Written exercise » Would you write out the listing verbatim and skip every picture in it?

[A run of records]
+===+
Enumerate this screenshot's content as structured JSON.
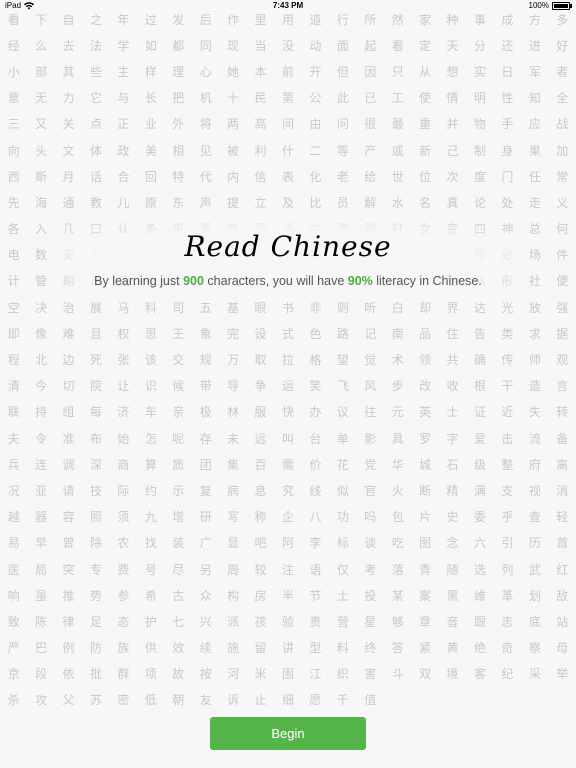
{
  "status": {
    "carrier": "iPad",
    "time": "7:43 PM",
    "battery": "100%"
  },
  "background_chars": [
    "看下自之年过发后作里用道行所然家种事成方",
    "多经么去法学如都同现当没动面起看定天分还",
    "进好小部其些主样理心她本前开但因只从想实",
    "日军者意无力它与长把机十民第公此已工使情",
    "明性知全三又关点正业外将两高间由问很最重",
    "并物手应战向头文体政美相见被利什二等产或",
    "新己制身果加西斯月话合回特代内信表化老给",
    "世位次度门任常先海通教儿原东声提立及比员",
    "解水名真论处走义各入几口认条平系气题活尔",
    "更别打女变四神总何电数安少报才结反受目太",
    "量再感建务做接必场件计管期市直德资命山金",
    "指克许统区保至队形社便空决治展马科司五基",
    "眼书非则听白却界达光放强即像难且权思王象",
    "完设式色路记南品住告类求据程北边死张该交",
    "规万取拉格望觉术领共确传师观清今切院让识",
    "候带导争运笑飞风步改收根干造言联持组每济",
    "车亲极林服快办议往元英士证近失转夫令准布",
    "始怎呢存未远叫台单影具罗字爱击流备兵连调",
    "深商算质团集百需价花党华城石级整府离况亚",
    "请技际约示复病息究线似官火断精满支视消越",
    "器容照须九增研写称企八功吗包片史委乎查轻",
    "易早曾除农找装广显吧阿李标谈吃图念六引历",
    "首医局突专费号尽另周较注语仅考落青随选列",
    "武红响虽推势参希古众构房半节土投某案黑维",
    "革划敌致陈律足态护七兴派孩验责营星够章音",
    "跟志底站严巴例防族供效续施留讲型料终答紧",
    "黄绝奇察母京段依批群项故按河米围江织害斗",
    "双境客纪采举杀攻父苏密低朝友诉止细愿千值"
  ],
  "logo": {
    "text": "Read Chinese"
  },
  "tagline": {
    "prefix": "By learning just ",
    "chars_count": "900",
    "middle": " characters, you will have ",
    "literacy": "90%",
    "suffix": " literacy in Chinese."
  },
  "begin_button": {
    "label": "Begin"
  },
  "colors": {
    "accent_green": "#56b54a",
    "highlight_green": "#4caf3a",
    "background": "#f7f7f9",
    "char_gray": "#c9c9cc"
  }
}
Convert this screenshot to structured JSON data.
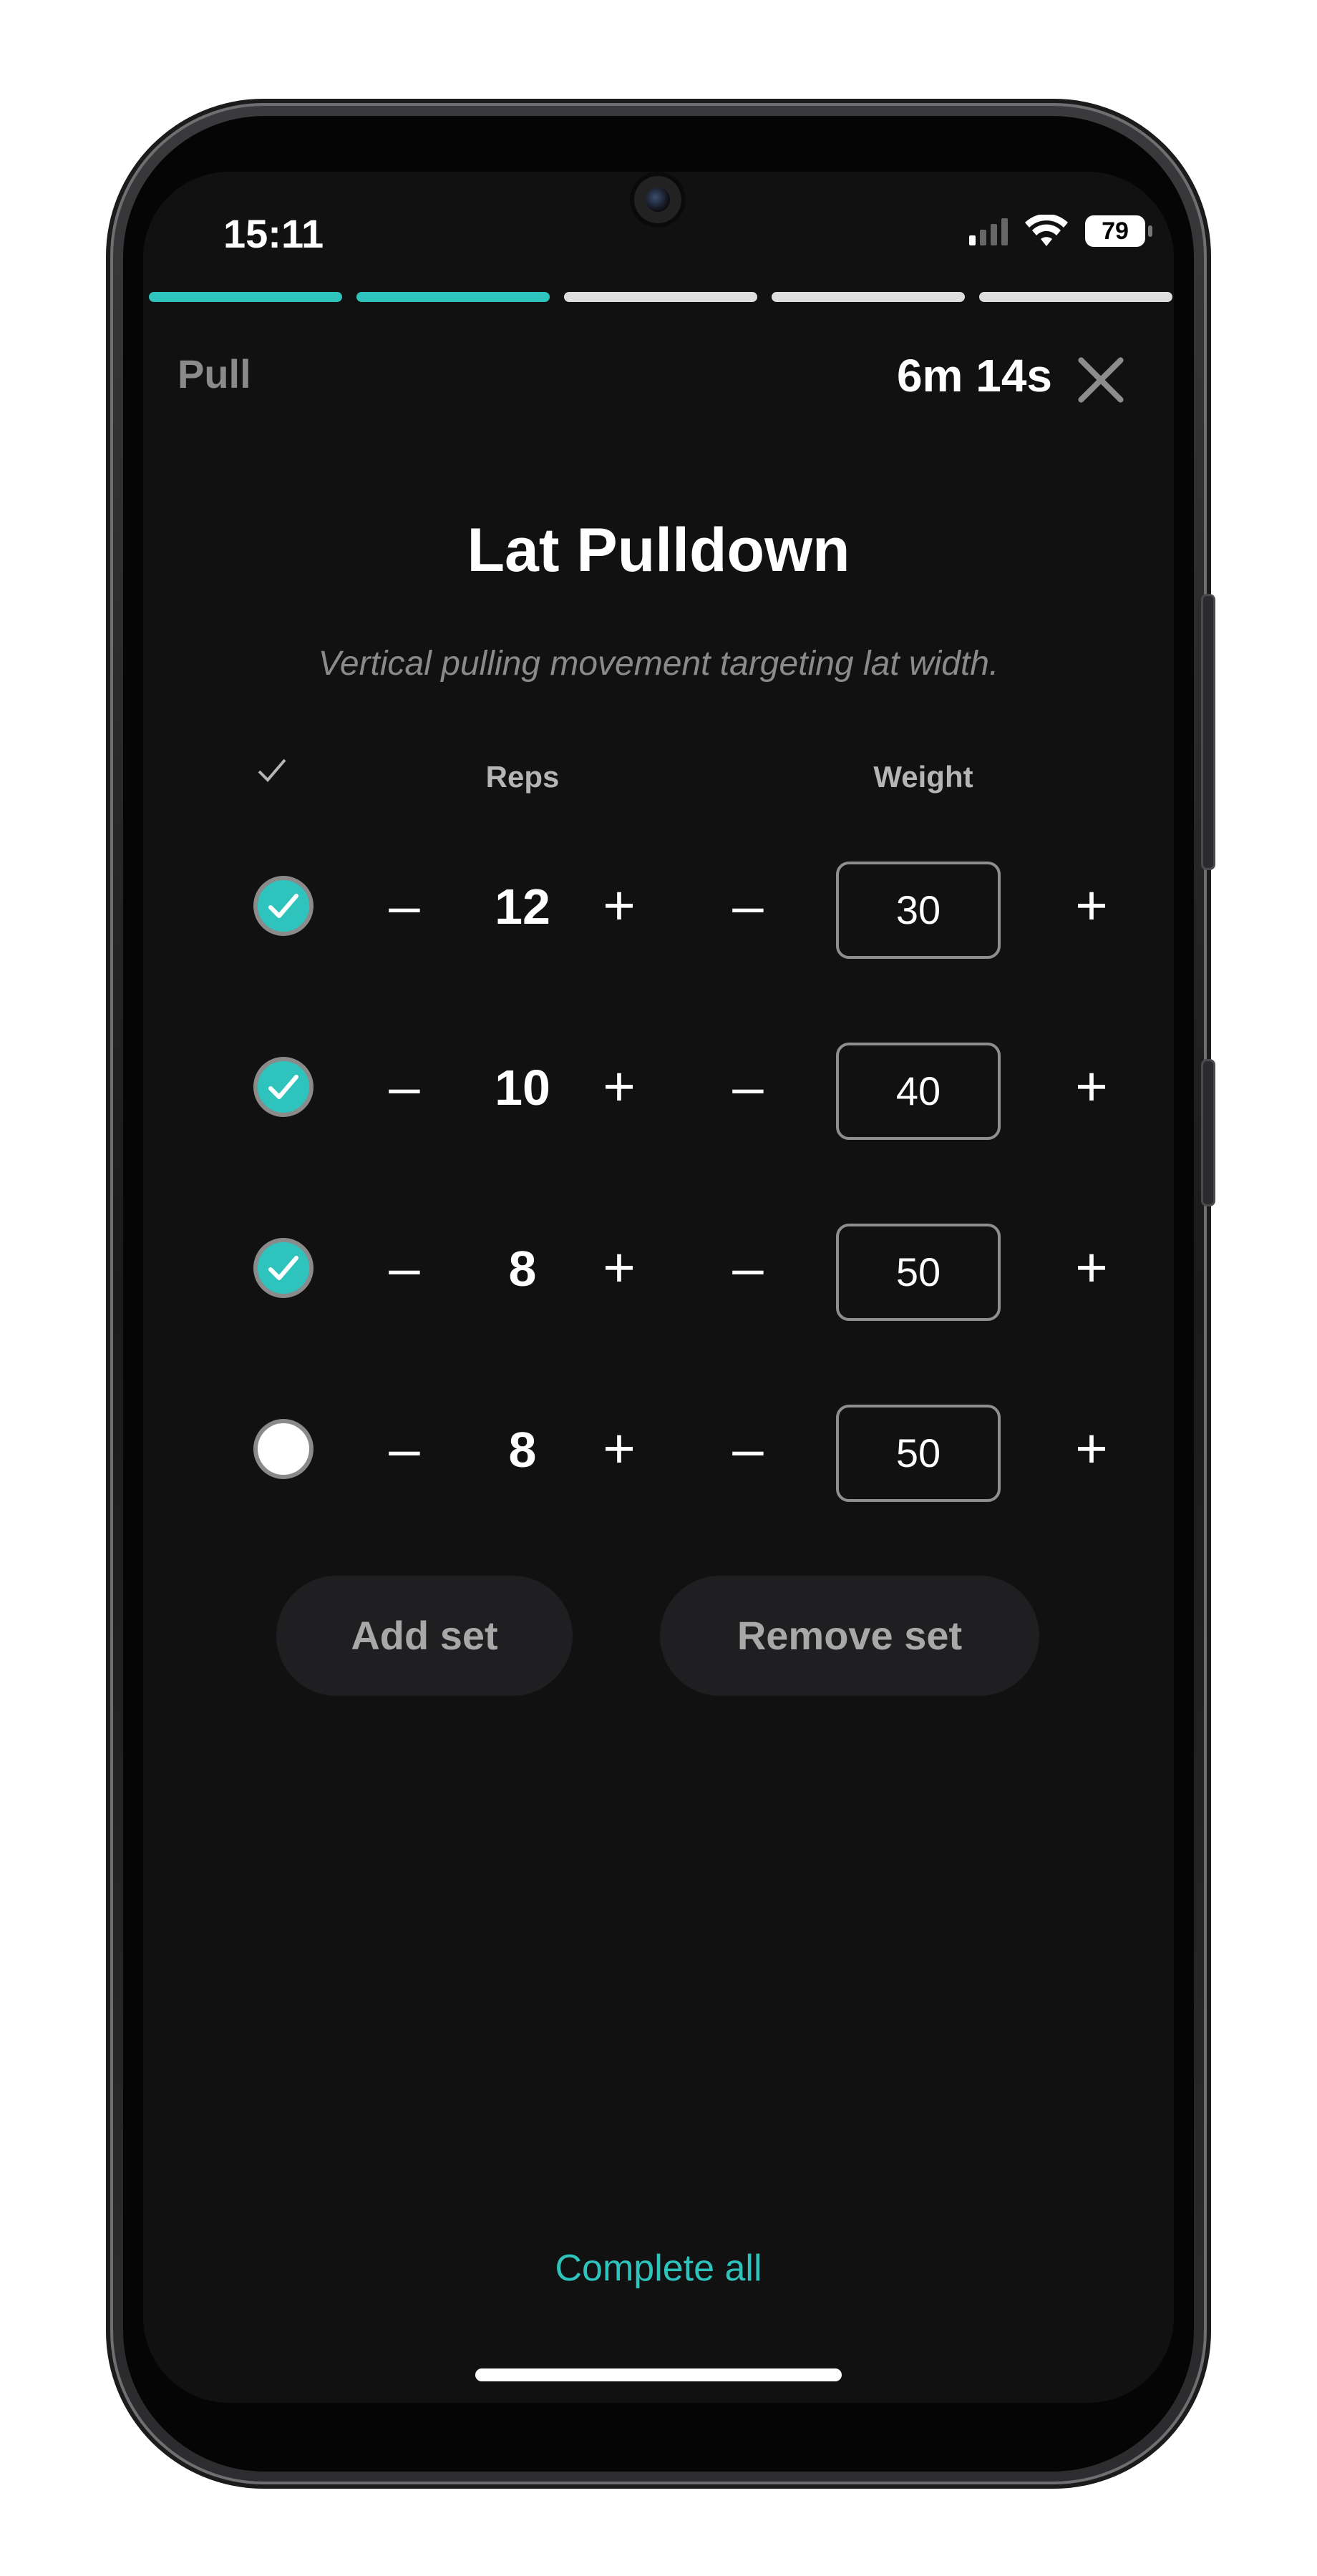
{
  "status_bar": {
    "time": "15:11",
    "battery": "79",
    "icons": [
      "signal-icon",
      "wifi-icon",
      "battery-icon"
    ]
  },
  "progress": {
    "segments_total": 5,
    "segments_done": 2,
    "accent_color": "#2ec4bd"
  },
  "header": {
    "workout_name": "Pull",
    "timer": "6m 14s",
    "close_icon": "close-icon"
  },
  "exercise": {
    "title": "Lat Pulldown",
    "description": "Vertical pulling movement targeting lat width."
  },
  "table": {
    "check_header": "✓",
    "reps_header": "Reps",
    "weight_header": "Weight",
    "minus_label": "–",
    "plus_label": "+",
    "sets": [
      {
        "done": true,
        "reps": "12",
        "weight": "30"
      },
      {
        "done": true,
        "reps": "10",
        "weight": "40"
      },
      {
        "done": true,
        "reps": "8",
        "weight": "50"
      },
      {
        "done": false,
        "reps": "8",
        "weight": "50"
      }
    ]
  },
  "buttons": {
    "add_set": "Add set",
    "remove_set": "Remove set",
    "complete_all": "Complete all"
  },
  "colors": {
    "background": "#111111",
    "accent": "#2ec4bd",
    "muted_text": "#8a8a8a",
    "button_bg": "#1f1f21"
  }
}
+===+
Complete output »
Enumerate this screenshot's content as structured JSON.
{
  "status": {
    "carrier": "iPad",
    "time": "7:43 PM",
    "battery": "100%"
  },
  "background_chars": [
    "看下自之年过发后作里用道行所然家种事成方",
    "多经么去法学如都同现当没动面起看定天分还",
    "进好小部其些主样理心她本前开但因只从想实",
    "日军者意无力它与长把机十民第公此已工使情",
    "明性知全三又关点正业外将两高间由问很最重",
    "并物手应战向头文体政美相见被利什二等产或",
    "新己制身果加西斯月话合回特代内信表化老给",
    "世位次度门任常先海通教儿原东声提立及比员",
    "解水名真论处走义各入几口认条平系气题活尔",
    "更别打女变四神总何电数安少报才结反受目太",
    "量再感建务做接必场件计管期市直德资命山金",
    "指克许统区保至队形社便空决治展马科司五基",
    "眼书非则听白却界达光放强即像难且权思王象",
    "完设式色路记南品住告类求据程北边死张该交",
    "规万取拉格望觉术领共确传师观清今切院让识",
    "候带导争运笑飞风步改收根干造言联持组每济",
    "车亲极林服快办议往元英士证近失转夫令准布",
    "始怎呢存未远叫台单影具罗字爱击流备兵连调",
    "深商算质团集百需价花党华城石级整府离况亚",
    "请技际约示复病息究线似官火断精满支视消越",
    "器容照须九增研写称企八功吗包片史委乎查轻",
    "易早曾除农找装广显吧阿李标谈吃图念六引历",
    "首医局突专费号尽另周较注语仅考落青随选列",
    "武红响虽推势参希古众构房半节土投某案黑维",
    "革划敌致陈律足态护七兴派孩验责营星够章音",
    "跟志底站严巴例防族供效续施留讲型料终答紧",
    "黄绝奇察母京段依批群项故按河米围江织害斗",
    "双境客纪采举杀攻父苏密低朝友诉止细愿千值"
  ],
  "logo": {
    "text": "Read Chinese"
  },
  "tagline": {
    "prefix": "By learning just ",
    "chars_count": "900",
    "middle": " characters, you will have ",
    "literacy": "90%",
    "suffix": " literacy in Chinese."
  },
  "begin_button": {
    "label": "Begin"
  },
  "colors": {
    "accent_green": "#56b54a",
    "highlight_green": "#4caf3a",
    "background": "#f7f7f9",
    "char_gray": "#c9c9cc"
  }
}
Convert this screenshot to structured JSON data.
{
  "status_bar": {
    "time": "15:11",
    "battery": "79",
    "icons": [
      "signal-icon",
      "wifi-icon",
      "battery-icon"
    ]
  },
  "progress": {
    "segments_total": 5,
    "segments_done": 2,
    "accent_color": "#2ec4bd"
  },
  "header": {
    "workout_name": "Pull",
    "timer": "6m 14s",
    "close_icon": "close-icon"
  },
  "exercise": {
    "title": "Lat Pulldown",
    "description": "Vertical pulling movement targeting lat width."
  },
  "table": {
    "check_header": "✓",
    "reps_header": "Reps",
    "weight_header": "Weight",
    "minus_label": "–",
    "plus_label": "+",
    "sets": [
      {
        "done": true,
        "reps": "12",
        "weight": "30"
      },
      {
        "done": true,
        "reps": "10",
        "weight": "40"
      },
      {
        "done": true,
        "reps": "8",
        "weight": "50"
      },
      {
        "done": false,
        "reps": "8",
        "weight": "50"
      }
    ]
  },
  "buttons": {
    "add_set": "Add set",
    "remove_set": "Remove set",
    "complete_all": "Complete all"
  },
  "colors": {
    "background": "#111111",
    "accent": "#2ec4bd",
    "muted_text": "#8a8a8a",
    "button_bg": "#1f1f21"
  }
}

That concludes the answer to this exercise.